▶ **GOAL**: Quote the listing below in its entirety, omitting every image.

▶ **MATERIAL FOR THIS EXERCISE**:
::::::
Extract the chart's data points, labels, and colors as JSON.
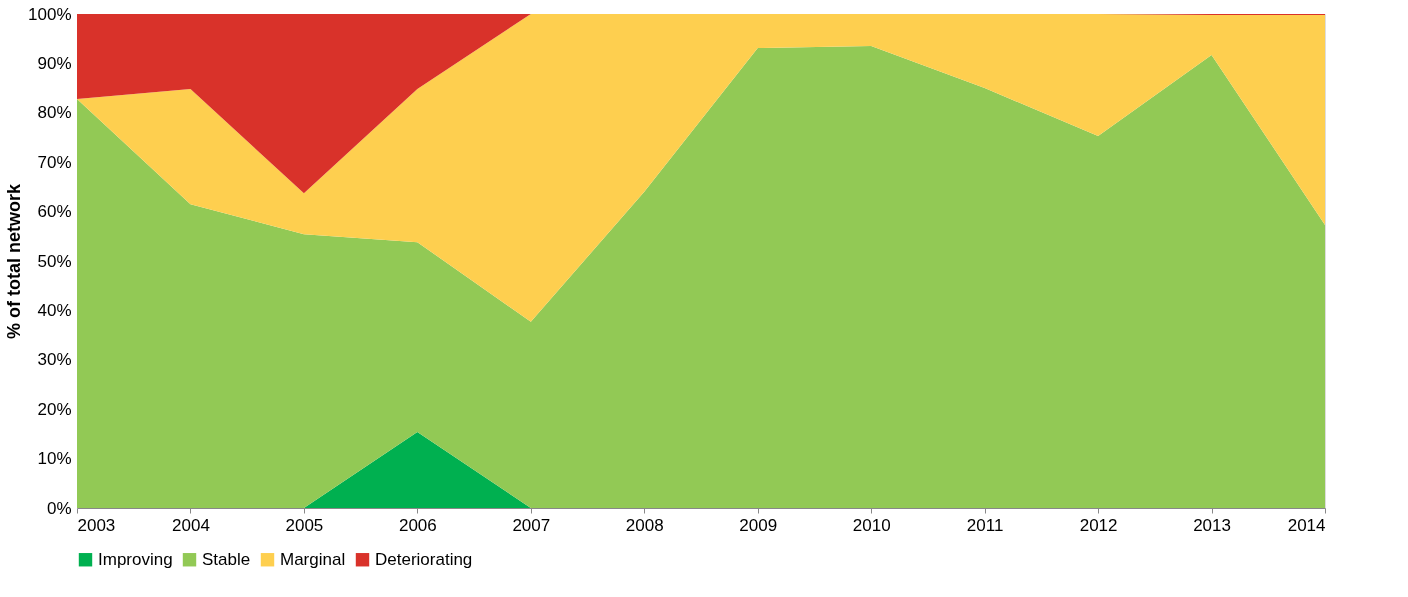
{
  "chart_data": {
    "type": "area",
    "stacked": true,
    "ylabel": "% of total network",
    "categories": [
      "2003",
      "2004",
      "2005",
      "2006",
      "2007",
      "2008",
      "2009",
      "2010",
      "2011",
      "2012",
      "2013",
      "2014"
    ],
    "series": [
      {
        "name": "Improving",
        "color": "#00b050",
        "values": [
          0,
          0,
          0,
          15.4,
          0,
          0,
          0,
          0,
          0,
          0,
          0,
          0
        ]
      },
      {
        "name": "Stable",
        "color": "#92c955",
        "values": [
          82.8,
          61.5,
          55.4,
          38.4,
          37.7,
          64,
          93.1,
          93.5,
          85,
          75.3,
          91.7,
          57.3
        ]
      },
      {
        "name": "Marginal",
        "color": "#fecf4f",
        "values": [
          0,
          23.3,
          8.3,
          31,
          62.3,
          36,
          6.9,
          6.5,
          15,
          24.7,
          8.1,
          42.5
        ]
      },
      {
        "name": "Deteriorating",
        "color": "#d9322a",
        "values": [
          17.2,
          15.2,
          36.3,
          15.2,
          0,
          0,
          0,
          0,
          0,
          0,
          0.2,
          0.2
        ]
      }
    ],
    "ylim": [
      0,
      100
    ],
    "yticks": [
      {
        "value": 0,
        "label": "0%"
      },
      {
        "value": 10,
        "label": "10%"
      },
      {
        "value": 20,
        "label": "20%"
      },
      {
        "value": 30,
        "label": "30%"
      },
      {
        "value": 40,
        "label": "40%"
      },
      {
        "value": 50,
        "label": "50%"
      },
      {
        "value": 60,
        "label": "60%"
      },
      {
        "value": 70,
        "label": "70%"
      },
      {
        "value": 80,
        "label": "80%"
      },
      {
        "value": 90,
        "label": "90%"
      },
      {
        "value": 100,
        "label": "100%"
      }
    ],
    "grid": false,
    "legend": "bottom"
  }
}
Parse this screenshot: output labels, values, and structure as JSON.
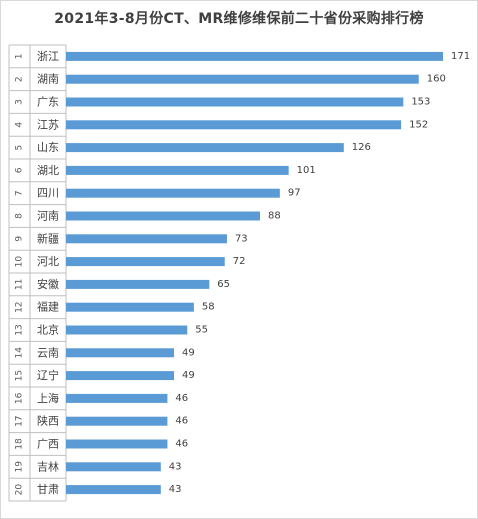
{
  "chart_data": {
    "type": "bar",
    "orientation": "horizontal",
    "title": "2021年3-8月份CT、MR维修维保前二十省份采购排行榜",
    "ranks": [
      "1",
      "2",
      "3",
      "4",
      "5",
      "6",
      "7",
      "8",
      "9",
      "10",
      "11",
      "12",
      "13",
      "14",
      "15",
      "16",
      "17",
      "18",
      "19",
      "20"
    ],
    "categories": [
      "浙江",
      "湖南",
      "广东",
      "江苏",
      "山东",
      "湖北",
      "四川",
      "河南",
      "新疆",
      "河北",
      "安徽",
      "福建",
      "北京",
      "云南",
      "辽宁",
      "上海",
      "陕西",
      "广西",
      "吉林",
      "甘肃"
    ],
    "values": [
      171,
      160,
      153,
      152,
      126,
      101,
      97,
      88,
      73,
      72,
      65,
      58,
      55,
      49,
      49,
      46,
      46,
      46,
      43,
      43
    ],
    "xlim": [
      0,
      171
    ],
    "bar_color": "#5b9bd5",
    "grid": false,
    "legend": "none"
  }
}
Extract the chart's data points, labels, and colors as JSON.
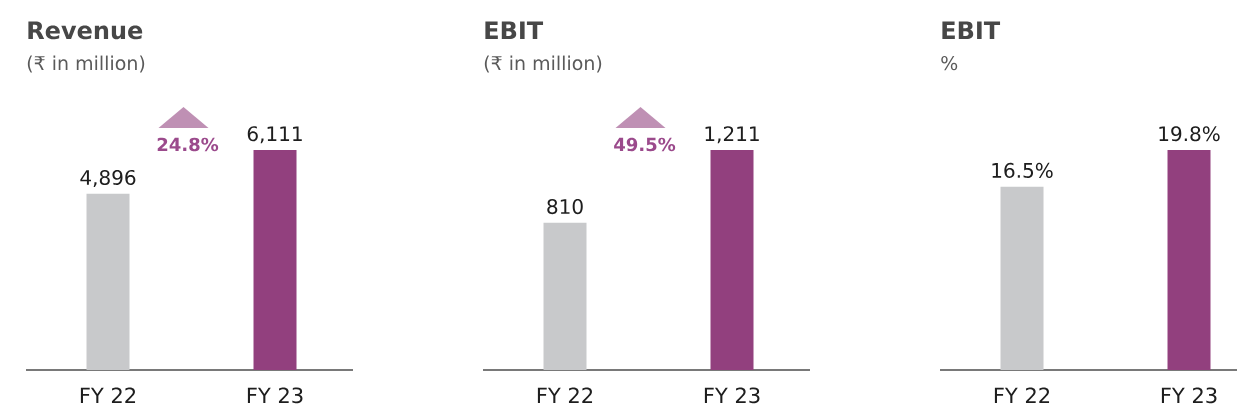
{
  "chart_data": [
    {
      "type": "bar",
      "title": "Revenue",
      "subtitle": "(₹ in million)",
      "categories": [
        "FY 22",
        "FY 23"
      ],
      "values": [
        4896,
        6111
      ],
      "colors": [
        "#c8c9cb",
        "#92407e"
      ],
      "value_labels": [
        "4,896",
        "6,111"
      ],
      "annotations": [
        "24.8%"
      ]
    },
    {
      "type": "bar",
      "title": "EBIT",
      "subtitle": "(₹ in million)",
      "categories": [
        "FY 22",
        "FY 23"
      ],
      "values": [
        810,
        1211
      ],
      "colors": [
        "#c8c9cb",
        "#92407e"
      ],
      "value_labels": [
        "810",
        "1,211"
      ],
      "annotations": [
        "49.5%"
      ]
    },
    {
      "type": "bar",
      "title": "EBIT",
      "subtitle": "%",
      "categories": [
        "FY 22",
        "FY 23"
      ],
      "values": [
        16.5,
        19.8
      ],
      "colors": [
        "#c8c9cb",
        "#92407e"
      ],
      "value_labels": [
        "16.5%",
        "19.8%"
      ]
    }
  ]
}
::::::
▶ **ANSWER TO THE EXERCISE**:
Extract the chart's data points, labels, and colors as JSON.
{
  "chart_data": {
    "type": "area",
    "stacked": true,
    "ylabel": "% of total network",
    "categories": [
      "2003",
      "2004",
      "2005",
      "2006",
      "2007",
      "2008",
      "2009",
      "2010",
      "2011",
      "2012",
      "2013",
      "2014"
    ],
    "series": [
      {
        "name": "Improving",
        "color": "#00b050",
        "values": [
          0,
          0,
          0,
          15.4,
          0,
          0,
          0,
          0,
          0,
          0,
          0,
          0
        ]
      },
      {
        "name": "Stable",
        "color": "#92c955",
        "values": [
          82.8,
          61.5,
          55.4,
          38.4,
          37.7,
          64,
          93.1,
          93.5,
          85,
          75.3,
          91.7,
          57.3
        ]
      },
      {
        "name": "Marginal",
        "color": "#fecf4f",
        "values": [
          0,
          23.3,
          8.3,
          31,
          62.3,
          36,
          6.9,
          6.5,
          15,
          24.7,
          8.1,
          42.5
        ]
      },
      {
        "name": "Deteriorating",
        "color": "#d9322a",
        "values": [
          17.2,
          15.2,
          36.3,
          15.2,
          0,
          0,
          0,
          0,
          0,
          0,
          0.2,
          0.2
        ]
      }
    ],
    "ylim": [
      0,
      100
    ],
    "yticks": [
      {
        "value": 0,
        "label": "0%"
      },
      {
        "value": 10,
        "label": "10%"
      },
      {
        "value": 20,
        "label": "20%"
      },
      {
        "value": 30,
        "label": "30%"
      },
      {
        "value": 40,
        "label": "40%"
      },
      {
        "value": 50,
        "label": "50%"
      },
      {
        "value": 60,
        "label": "60%"
      },
      {
        "value": 70,
        "label": "70%"
      },
      {
        "value": 80,
        "label": "80%"
      },
      {
        "value": 90,
        "label": "90%"
      },
      {
        "value": 100,
        "label": "100%"
      }
    ],
    "grid": false,
    "legend": "bottom"
  }
}
Parse this screenshot: output labels, values, and structure as JSON.
{
  "chart_data": {
    "type": "bar",
    "orientation": "horizontal",
    "title": "2021年3-8月份CT、MR维修维保前二十省份采购排行榜",
    "ranks": [
      "1",
      "2",
      "3",
      "4",
      "5",
      "6",
      "7",
      "8",
      "9",
      "10",
      "11",
      "12",
      "13",
      "14",
      "15",
      "16",
      "17",
      "18",
      "19",
      "20"
    ],
    "categories": [
      "浙江",
      "湖南",
      "广东",
      "江苏",
      "山东",
      "湖北",
      "四川",
      "河南",
      "新疆",
      "河北",
      "安徽",
      "福建",
      "北京",
      "云南",
      "辽宁",
      "上海",
      "陕西",
      "广西",
      "吉林",
      "甘肃"
    ],
    "values": [
      171,
      160,
      153,
      152,
      126,
      101,
      97,
      88,
      73,
      72,
      65,
      58,
      55,
      49,
      49,
      46,
      46,
      46,
      43,
      43
    ],
    "xlim": [
      0,
      171
    ],
    "bar_color": "#5b9bd5",
    "grid": false,
    "legend": "none"
  }
}
Extract the chart's data points, labels, and colors as JSON.
{
  "chart_data": [
    {
      "type": "bar",
      "title": "Revenue",
      "subtitle": "(₹ in million)",
      "categories": [
        "FY 22",
        "FY 23"
      ],
      "values": [
        4896,
        6111
      ],
      "colors": [
        "#c8c9cb",
        "#92407e"
      ],
      "value_labels": [
        "4,896",
        "6,111"
      ],
      "annotations": [
        "24.8%"
      ]
    },
    {
      "type": "bar",
      "title": "EBIT",
      "subtitle": "(₹ in million)",
      "categories": [
        "FY 22",
        "FY 23"
      ],
      "values": [
        810,
        1211
      ],
      "colors": [
        "#c8c9cb",
        "#92407e"
      ],
      "value_labels": [
        "810",
        "1,211"
      ],
      "annotations": [
        "49.5%"
      ]
    },
    {
      "type": "bar",
      "title": "EBIT",
      "subtitle": "%",
      "categories": [
        "FY 22",
        "FY 23"
      ],
      "values": [
        16.5,
        19.8
      ],
      "colors": [
        "#c8c9cb",
        "#92407e"
      ],
      "value_labels": [
        "16.5%",
        "19.8%"
      ]
    }
  ]
}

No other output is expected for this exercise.